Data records
* * * * *

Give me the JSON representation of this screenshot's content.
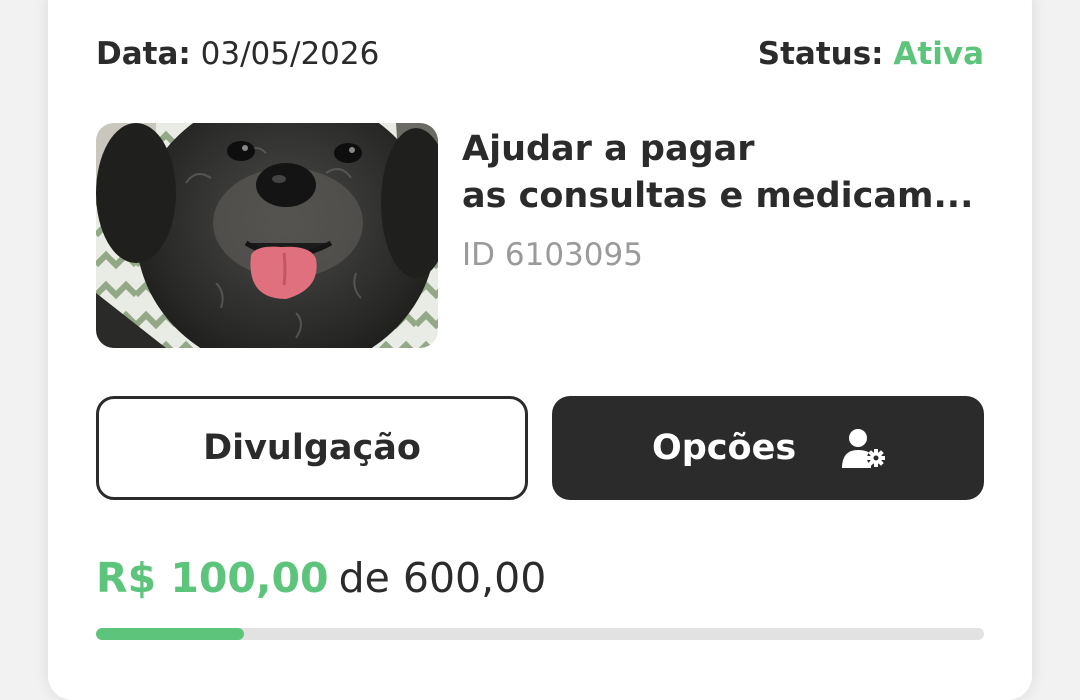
{
  "header": {
    "date_label": "Data:",
    "date_value": "03/05/2026",
    "status_label": "Status:",
    "status_value": "Ativa",
    "status_color": "#5cc47b"
  },
  "campaign": {
    "image_icon": "dog-photo",
    "title_line1": "Ajudar a pagar",
    "title_line2": "as consultas e medicam...",
    "id_text": "ID 6103095"
  },
  "actions": {
    "share_label": "Divulgação",
    "options_label": "Opcões",
    "options_icon": "user-gear-icon"
  },
  "funding": {
    "raised": "R$ 100,00",
    "of_goal": "de 600,00",
    "progress_fraction": 0.1667,
    "accent_color": "#5cc47b",
    "dark_color": "#2b2b2b"
  }
}
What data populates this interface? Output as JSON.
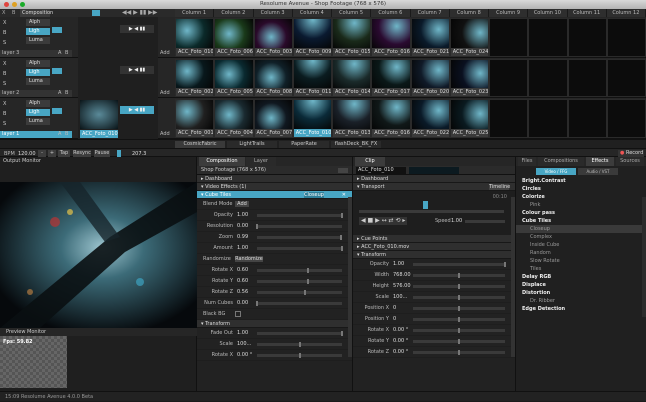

* * * * *

■ **SHORT PROBLEM**: In this exercise, set down all of the data exactly, without the pictures.

■ **SOLUTION FOR THIS PROBLEM**:
Give me the JSON representation of this screenshot's content.
{
  "header": {
    "date_label": "Data:",
    "date_value": "03/05/2026",
    "status_label": "Status:",
    "status_value": "Ativa",
    "status_color": "#5cc47b"
  },
  "campaign": {
    "image_icon": "dog-photo",
    "title_line1": "Ajudar a pagar",
    "title_line2": "as consultas e medicam...",
    "id_text": "ID 6103095"
  },
  "actions": {
    "share_label": "Divulgação",
    "options_label": "Opcões",
    "options_icon": "user-gear-icon"
  },
  "funding": {
    "raised": "R$ 100,00",
    "of_goal": "de 600,00",
    "progress_fraction": 0.1667,
    "accent_color": "#5cc47b",
    "dark_color": "#2b2b2b"
  }
}
What data populates this interface? Output as JSON.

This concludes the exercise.